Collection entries
◇ ◇ ◇

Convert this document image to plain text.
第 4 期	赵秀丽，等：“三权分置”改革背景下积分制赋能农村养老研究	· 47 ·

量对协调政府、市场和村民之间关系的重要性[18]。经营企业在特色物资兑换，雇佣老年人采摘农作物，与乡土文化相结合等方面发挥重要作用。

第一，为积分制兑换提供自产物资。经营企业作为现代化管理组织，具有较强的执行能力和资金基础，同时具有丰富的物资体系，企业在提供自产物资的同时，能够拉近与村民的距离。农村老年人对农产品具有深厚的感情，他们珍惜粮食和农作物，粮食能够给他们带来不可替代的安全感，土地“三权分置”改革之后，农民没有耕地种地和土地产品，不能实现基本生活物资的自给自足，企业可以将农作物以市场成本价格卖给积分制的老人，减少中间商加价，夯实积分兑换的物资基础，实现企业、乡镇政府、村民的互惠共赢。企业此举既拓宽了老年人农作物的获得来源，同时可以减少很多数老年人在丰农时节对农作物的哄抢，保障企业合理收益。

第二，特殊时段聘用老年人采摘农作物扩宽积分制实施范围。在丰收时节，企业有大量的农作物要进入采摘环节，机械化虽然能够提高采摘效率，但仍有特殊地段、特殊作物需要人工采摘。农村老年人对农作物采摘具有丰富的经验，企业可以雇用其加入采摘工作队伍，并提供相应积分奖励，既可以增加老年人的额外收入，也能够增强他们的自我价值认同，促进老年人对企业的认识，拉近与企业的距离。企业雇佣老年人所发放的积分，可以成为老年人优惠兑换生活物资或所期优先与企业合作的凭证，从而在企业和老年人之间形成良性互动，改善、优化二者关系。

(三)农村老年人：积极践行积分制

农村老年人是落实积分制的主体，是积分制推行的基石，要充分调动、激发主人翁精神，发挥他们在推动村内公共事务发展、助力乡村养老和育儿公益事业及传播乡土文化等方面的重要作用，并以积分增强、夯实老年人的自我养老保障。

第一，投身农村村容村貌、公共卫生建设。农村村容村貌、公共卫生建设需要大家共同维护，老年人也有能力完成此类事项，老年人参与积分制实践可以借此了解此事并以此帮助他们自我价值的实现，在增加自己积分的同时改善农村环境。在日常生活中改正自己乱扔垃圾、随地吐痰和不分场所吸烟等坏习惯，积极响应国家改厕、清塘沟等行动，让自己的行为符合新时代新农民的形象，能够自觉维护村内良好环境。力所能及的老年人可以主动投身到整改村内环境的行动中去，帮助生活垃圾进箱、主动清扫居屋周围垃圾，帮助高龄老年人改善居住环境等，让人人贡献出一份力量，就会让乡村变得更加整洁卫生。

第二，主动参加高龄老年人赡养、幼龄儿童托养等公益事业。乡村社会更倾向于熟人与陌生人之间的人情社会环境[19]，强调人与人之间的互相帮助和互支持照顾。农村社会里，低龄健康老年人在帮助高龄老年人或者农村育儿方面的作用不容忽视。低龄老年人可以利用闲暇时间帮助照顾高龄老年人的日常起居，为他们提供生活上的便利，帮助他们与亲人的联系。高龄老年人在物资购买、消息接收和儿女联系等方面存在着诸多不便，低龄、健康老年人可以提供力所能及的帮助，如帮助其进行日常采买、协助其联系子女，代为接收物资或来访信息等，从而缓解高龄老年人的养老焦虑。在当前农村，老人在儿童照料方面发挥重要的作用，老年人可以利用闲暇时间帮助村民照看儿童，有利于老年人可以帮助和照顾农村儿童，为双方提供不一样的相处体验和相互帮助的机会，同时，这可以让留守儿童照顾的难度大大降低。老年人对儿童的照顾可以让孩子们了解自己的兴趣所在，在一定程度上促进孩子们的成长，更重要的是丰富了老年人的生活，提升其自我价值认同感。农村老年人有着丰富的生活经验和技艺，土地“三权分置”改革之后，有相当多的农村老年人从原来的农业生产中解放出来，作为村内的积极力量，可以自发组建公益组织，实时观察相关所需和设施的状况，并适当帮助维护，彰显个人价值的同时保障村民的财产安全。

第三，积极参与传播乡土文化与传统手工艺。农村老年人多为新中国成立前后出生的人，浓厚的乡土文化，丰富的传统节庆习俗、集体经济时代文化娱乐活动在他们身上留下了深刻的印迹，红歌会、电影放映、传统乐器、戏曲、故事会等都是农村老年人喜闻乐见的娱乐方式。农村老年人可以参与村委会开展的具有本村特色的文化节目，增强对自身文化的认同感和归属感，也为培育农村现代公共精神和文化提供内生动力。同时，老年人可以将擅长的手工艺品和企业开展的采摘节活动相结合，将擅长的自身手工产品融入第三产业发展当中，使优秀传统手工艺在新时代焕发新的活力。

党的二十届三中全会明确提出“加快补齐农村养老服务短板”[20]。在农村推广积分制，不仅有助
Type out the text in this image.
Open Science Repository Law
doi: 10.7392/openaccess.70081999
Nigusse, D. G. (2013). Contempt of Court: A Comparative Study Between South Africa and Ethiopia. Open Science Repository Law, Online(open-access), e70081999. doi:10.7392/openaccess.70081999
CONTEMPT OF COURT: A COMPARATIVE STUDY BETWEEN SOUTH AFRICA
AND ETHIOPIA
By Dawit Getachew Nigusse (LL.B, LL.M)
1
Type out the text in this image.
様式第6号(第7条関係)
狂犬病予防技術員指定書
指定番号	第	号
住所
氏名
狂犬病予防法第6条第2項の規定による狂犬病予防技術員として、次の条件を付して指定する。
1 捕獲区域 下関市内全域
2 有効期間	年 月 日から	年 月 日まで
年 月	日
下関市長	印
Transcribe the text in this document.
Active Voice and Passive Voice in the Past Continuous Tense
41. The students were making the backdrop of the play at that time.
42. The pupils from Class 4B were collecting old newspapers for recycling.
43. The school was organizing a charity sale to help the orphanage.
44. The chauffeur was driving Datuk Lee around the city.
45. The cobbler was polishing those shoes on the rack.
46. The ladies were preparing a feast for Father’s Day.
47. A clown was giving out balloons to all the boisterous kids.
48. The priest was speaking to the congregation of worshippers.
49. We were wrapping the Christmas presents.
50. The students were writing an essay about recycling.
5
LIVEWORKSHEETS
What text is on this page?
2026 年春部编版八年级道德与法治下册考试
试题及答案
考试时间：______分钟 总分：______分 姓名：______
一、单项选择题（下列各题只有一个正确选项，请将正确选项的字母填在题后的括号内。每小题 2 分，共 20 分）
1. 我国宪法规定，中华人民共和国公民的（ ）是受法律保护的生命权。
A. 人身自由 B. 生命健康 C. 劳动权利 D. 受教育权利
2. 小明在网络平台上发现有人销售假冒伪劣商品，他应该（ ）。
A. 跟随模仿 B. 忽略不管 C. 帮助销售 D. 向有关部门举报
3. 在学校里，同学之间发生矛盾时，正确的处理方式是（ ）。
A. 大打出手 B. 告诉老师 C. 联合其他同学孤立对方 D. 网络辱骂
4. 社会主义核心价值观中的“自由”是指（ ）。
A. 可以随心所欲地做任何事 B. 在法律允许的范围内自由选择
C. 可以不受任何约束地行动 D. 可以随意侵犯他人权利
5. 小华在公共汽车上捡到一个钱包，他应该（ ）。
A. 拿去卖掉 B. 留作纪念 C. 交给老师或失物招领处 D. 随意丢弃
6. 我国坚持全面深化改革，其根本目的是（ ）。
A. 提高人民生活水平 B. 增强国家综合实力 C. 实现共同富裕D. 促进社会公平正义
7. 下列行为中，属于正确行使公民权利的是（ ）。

◇ ◇ ◇

_Direction_
Collect every line above that contains the word "Repository".

_The result_
Open Science Repository Law
Nigusse, D. G. (2013). Contempt of Court: A Comparative Study Between South Africa and Ethiopia. Open Science Repository Law, Online(open-access), e70081999. doi:10.7392/openaccess.70081999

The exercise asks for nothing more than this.